* [To be done]
1) Print the passage of the pedestrian choice article starting with "The researchers didn't" and going on through "of the pedestrian.".
2) In the pedestrian choice article's 3x3 grid, what movement does the bottom row represent?

From GEV to ResLogit: Spatially Correlated Discrete Choice Models for Pedestrian Movement Prediction

Imagine you are standing on a busy street corner, waiting to cross the road. A self-driving car (an AV) is approaching. In the split second before you move, your brain makes a tiny, almost automatic calculation: Do I speed up? Do I slow down? Do I step left or right?

This paper is about teaching computers to understand that split-second decision-making process, specifically how pedestrians move when interacting with self-driving cars.

Here is the breakdown of the research using simple analogies.

The Problem: The "Grid" of Choices

The researchers didn't try to predict exactly where a pedestrian's foot will land (like predicting a specific coordinate on a map). Instead, they imagined a 3x3 tic-tac-toe board floating in front of the pedestrian.

The Center: Keep walking at the same speed and direction.
The Top Row: Slow down.
The Bottom Row: Speed up.
The Left/Right Columns: Step left or right.

Every time a pedestrian moves, they are essentially picking one of these 9 squares. The challenge is that these squares are neighbors. If you pick "Step Left," it's very similar to picking "Step Left and Slow Down." They are so close that they are almost the same choice.

The Old Way: The "Rigid Nesting" Models (GEV)

For a long time, statisticians tried to solve this using "Spatial GEV" models. Think of these models as architects trying to build a house with pre-fabricated rooms.

They decided in advance: "Okay, the 'Left' square and the 'Left-Slow' square must be in the same 'room' (nest) because they are neighbors."
They built a rigid structure to force the computer to understand that these choices are related.
The Result: It worked a little bit better than doing nothing, but it was like trying to fit a round peg in a square hole. The "rooms" were too rigid. The real world is messy, and the pre-built rooms didn't quite capture how people actually make those tiny, fluid adjustments. The improvement was barely noticeable.

* [Provided material]
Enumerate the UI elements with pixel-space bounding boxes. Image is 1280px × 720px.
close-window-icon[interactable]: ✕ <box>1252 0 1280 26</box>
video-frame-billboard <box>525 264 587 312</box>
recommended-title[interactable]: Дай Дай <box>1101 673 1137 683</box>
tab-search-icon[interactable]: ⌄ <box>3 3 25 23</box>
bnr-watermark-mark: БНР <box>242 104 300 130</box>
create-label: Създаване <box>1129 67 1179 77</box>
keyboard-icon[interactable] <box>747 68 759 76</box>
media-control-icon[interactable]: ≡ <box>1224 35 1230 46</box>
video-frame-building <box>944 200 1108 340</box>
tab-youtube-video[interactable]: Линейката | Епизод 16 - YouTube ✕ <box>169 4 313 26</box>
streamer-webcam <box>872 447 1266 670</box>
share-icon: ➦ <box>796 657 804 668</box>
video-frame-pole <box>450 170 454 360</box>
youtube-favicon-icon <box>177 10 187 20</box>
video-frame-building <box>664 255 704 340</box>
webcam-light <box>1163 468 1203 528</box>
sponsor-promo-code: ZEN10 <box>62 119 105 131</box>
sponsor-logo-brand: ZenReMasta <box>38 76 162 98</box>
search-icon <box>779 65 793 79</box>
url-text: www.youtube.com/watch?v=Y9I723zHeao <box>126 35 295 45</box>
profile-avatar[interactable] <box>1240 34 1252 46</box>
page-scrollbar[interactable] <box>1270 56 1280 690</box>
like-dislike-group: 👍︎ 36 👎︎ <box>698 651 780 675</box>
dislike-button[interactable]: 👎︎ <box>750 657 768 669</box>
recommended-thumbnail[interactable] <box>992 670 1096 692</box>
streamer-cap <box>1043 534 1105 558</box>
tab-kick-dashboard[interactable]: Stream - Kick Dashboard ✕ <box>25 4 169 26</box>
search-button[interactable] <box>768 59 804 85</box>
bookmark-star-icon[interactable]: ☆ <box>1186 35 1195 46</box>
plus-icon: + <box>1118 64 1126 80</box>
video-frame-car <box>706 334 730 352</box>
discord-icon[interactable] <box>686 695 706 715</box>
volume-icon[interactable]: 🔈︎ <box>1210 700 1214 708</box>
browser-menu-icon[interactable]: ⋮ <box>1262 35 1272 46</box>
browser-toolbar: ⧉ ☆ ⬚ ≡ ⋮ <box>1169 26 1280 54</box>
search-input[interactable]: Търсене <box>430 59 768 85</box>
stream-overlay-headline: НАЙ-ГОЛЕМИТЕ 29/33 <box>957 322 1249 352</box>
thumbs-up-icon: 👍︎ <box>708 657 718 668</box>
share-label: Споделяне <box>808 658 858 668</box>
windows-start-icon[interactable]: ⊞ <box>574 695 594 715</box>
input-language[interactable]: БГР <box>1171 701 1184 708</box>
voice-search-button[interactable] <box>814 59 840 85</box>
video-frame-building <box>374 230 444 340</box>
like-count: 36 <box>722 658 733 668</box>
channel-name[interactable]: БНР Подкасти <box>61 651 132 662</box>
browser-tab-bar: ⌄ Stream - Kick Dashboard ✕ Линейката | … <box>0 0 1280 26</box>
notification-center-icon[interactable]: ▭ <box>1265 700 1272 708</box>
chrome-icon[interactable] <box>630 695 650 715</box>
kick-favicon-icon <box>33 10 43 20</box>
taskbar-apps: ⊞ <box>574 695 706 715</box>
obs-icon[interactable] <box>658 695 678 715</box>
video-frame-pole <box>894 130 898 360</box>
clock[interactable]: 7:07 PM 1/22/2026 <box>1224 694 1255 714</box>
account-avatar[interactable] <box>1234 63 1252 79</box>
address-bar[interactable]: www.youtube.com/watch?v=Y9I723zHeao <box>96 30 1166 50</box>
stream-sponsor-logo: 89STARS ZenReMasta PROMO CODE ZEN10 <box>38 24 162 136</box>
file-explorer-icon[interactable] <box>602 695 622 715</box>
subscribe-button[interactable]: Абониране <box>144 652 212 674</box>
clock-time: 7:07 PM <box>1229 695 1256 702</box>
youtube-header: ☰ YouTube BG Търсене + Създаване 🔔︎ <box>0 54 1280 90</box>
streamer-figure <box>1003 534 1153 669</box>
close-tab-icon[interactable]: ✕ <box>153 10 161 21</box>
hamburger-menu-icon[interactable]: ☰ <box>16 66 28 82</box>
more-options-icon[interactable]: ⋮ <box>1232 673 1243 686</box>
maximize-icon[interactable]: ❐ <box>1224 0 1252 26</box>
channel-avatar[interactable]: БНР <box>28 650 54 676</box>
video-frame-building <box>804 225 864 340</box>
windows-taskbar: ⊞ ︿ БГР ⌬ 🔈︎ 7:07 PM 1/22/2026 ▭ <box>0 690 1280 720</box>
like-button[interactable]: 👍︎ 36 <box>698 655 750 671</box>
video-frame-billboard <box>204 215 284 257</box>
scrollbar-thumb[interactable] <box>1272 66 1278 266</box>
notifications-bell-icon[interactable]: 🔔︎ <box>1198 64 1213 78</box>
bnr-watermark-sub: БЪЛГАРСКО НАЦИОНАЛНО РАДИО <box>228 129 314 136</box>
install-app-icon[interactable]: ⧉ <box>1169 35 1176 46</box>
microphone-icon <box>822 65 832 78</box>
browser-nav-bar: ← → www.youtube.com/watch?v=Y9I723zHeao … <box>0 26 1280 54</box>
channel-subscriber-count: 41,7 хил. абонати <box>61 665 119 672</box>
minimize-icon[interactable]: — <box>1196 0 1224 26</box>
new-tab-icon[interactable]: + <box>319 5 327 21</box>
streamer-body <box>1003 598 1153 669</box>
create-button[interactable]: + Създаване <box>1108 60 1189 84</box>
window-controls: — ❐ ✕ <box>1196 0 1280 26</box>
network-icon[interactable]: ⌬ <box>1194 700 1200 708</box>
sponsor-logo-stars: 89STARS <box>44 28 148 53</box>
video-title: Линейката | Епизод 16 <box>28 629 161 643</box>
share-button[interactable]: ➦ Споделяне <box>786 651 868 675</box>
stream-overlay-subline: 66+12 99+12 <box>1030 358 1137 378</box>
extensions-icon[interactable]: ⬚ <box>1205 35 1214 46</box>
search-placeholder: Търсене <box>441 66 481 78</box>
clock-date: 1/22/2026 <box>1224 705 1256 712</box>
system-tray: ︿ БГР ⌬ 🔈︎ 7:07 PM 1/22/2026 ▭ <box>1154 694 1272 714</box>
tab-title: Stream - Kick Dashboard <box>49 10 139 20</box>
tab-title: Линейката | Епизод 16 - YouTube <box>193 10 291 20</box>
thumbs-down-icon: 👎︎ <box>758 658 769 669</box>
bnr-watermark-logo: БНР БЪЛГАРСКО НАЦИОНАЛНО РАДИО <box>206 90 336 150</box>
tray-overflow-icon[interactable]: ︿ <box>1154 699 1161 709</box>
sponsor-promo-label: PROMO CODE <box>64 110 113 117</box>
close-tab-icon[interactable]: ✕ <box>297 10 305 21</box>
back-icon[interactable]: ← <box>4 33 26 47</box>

* [Results by task]
1)
The researchers didn't try to predict exactly where a pedestrian's foot will land (like predicting a specific coordinate on a map). Instead, they imagined a 3x3 tic-tac-toe board floating in front of the pedestrian.

2) Speeding up.